NOTES TO CONDENSED CONSOLIDATED FINANCIAL STATEMENTS
 
Note 1. Overview and Basis of Presentation
Company and Background
Zendesk was founded in Denmark in 2007 and reincorporated in Delaware in April 2009.
We are a software development company that provides software as a service, or SaaS, products that are intended to help organizations and their customers build better experiences. Our product family is built upon a modern architecture that enables us and our customers to rapidly innovate, adapt our technology in novel ways, and easily integrate with other products and applications. With our origins in customer service, we have evolved our offerings over time to a family of products and platform that work together to help organizations understand the broader customer journey, improve communications across all channels, and engage where and when it’s needed most.
References to Zendesk, the “Company,” “our,” or “we” in these notes refer to Zendesk, Inc. and its subsidiaries on a consolidated basis.

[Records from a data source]
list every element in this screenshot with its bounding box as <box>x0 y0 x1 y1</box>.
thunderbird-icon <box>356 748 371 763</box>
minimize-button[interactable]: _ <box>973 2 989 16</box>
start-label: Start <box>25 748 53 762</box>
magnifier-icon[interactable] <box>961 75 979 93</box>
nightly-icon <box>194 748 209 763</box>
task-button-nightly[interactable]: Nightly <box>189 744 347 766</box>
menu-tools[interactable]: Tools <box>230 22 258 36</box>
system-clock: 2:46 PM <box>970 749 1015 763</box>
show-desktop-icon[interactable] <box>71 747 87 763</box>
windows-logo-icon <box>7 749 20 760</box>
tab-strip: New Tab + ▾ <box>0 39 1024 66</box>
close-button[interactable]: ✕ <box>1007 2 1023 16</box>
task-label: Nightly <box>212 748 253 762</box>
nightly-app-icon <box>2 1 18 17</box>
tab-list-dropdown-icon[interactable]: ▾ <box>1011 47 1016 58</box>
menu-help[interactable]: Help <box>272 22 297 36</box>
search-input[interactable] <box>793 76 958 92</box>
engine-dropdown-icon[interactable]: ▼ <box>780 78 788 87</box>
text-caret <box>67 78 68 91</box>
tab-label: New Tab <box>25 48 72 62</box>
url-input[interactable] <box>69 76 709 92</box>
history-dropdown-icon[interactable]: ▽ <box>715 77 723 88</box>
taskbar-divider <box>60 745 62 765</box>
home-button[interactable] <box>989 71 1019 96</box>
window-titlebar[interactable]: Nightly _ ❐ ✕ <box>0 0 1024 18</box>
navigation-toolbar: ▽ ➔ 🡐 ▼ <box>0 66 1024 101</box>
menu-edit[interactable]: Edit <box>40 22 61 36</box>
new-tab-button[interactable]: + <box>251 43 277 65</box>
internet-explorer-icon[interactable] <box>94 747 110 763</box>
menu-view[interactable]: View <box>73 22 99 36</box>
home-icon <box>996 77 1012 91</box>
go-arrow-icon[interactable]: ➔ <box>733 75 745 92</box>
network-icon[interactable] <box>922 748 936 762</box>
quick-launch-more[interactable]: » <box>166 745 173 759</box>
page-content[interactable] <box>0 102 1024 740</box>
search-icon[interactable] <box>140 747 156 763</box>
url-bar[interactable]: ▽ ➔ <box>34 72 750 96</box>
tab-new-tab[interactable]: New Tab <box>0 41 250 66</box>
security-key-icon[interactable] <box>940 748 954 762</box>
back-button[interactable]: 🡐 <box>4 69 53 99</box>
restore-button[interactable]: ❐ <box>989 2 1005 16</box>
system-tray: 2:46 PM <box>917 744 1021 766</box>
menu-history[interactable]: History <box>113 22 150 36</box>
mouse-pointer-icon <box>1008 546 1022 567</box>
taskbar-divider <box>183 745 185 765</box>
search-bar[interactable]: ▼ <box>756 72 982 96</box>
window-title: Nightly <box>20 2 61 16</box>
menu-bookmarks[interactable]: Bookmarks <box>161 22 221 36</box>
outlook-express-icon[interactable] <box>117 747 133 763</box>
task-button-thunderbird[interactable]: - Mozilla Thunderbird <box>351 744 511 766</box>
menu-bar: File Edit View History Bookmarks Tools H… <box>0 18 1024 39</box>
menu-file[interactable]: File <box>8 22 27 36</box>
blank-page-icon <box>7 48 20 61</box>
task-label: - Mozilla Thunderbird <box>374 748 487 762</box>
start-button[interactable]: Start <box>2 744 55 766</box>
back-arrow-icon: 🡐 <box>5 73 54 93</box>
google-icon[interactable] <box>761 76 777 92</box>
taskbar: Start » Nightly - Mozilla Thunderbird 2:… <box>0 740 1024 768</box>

Exercise prompt => Please retype the Zendesk overview note word for word, from its opening heading through its final sentence.

Task response =>
NOTES TO CONDENSED CONSOLIDATED FINANCIAL STATEMENTS
 
Note 1. Overview and Basis of Presentation
Company and Background
Zendesk was founded in Denmark in 2007 and reincorporated in Delaware in April 2009.
We are a software development company that provides software as a service, or SaaS, products that are intended to help organizations and their customers build better experiences. Our product family is built upon a modern architecture that enables us and our customers to rapidly innovate, adapt our technology in novel ways, and easily integrate with other products and applications. With our origins in customer service, we have evolved our offerings over time to a family of products and platform that work together to help organizations understand the broader customer journey, improve communications across all channels, and engage where and when it’s needed most.
References to Zendesk, the “Company,” “our,” or “we” in these notes refer to Zendesk, Inc. and its subsidiaries on a consolidated basis.